A.B. : Suat Tuzlak, vous avez été le fondateur et propriétaire de l’Alpine Bakery, depuis 1984. Vous venez désormais de vendre votre boulangerie. Pouvez-vous nous raconter votre histoire, comment a commencé cette belle aventure?
Swat Tuzlak : Je vivais à Calgary, et je travaillais à Grande Prairie. Je connaissais une personne qui venait de déménager de Calgary vers le Yukon. Selon elle, le ski de fond était meilleur ici. Elle était postière. Nous allions souvent skier ensemble, alors elle m’a invité pour une fin de semaine de Pâques. Au lieu de retourner à Calgary, je suis venu au Yukon pour quelques jours. Je suis tombé amoureux du Yukon.
Ensuite, j’ai pris une grande décision. J’ai quitté ma carrière, mon emploi sécuritaire, c’était un grand saut. Je suis arrivé ici, je ne connaissais que cette personne-là. J’ai décidé de faire quelque chose que je n’avais jamais fait auparavant : de la boulangerie. J’en faisais déjà à la maison, mais ce n’était pas ma profession du tout.
Après être arrivé à Whitehorse, ça m’a pris une année pour m’organiser, acheter l’équipement, trouver un lieu, etc.
A.B. : Est-ce que l’Alpine Bakery a toujours été dans le bâtiment tel qu’on le connaît aujourd’hui?
S.T. : Non. Pendant les dix premières années, la boulangerie était située à côté du restaurant qui est maintenant Chez Antoinette. Le bâtiment de l’Alpine Bakery a été construit dans le but d’être la boulangerie.
A.B. : Suat, vous, autant que votre boulangerie êtes reconnus pour votre engagement au sein de la communauté. Était-ce votre vision depuis le début?
S.T. : On dit que la nourriture est à la base de la justice sociale, de l’esprit communautaire. Faire pousser les aliments, les transformer, les cuisiner, les manger… Tout cela rassemble, ce sont des activités de communauté. Je pense que les entreprises qui concernent la nourriture peuvent être plus orientées vers la communauté que beaucoup d’autres. Oui, je crois que ça faisait déjà partie de ma personnalité. Au cours des années, parfois, lorsque des gens entraient dans la boulangerie, on les entendait dire des choses comme « j’ai eu une mauvaise journée; je suis entré ici et je me sens mieux, mon énergie a changé ». C’était un magnifique compliment.
Grâce à l’espace à l’étage, il y avait aussi souvent des activités relatives à la communauté, à la nourriture… des conférenciers, des films…
Évidemment, tout cela faisait partie de ce que j’avais en tête, mais de même que mes recettes, c’est un résultat qui a été atteint en collectivité. Quand les gens me disent qu’ils aiment mes recettes, je leur réponds qu’elles sont le résultat d’un savoir-faire collectif, d’une énergie commune, pas juste la mienne. La boulangerie, c’était la même chose.

####################

Poursuivez, s'il vous plaît, l'entretien sur l'Alpine Bakery à partir de sa dernière phrase. Ces données ne servent pas ici.

Entrées d'un jeu de données:

####################

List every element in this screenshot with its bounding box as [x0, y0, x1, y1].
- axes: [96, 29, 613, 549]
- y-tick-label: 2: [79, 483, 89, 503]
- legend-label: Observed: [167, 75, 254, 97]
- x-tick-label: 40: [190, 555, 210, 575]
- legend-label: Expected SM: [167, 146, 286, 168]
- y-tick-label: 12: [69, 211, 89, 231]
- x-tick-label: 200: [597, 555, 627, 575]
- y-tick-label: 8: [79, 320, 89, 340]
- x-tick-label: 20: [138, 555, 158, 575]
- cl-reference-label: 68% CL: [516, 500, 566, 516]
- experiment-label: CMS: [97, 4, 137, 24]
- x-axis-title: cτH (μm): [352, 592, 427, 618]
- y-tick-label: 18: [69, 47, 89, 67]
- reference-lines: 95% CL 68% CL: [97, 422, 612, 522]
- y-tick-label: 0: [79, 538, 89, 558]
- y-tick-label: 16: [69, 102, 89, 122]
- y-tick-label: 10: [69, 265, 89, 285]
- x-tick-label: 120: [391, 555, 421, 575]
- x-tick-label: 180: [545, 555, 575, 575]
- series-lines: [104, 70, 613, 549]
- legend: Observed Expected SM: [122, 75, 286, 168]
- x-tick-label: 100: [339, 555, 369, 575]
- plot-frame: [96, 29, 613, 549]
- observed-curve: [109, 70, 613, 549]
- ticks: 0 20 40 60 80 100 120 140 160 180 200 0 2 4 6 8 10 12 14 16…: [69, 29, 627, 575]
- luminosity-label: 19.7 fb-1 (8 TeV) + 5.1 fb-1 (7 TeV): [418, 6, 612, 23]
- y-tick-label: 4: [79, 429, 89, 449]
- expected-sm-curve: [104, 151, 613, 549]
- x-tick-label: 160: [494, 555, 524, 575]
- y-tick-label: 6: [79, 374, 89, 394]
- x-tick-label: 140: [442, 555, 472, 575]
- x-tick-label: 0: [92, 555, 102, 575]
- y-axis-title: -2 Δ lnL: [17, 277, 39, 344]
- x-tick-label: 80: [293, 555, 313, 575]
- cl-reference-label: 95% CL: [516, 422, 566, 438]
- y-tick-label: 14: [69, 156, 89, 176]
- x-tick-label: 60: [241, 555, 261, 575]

####################

> **Réponse**
A.B. : Donc, vous venez de passer le flambeau à de nouveaux propriétaires?
S.T. : Oui, officiellement, Silvia Roswitha Streit et Walter Streit sont devenus les propriétaires de la boulangerie le 1er janvier dernier. Il s’agit d’un couple d’Allemands. Nous nous connaissons depuis environ une dizaine d’années. Ils ont toujours adoré le Yukon, ils y passent environ trois mois par année. Au fil du temps, ils sont devenus des amis. Avant chaque séjour qu’ils faisaient ici, ils appelaient environ un mois à l’avance et passaient d’énormes commandes pour la boulangerie. Ils partaient ensuite faire des excursions, mais ils voulaient emporter des produits de l’Alpine Bakery. Du pain, des biscuits, des légumes… Nous avons fini par nous rapprocher. Il y a quelques années, ils m’ont invité en Allemagne, avec ma fille Mira, à l’occasion de leur mariage. Le Yukon les appelait depuis longtemps, semble-t-il.
A.B. : Vous avez cinq enfants. C’est surprenant de voir que vous n’avez pas passé le flambeau à l’un d’entre eux. Pourquoi cela?
S.T. : Oui, j’ai cinq enfants. Certains d’entre eux auraient pu reprendre la boulangerie. Ils sont brillants et ils avaient les connaissances qu’il aurait fallu. Mais comme toutes les jeunes personnes, ils ont leurs propres intérêts évidemment! De plus, c’est une aventure qui demande un très grand engagement. En temps surtout. C’est énormément de travail, sept jours sur sept. Je pense qu’ils avaient envie d’avoir une vie plus équilibrée que la mienne, je ne peux pas leur en vouloir pour ça!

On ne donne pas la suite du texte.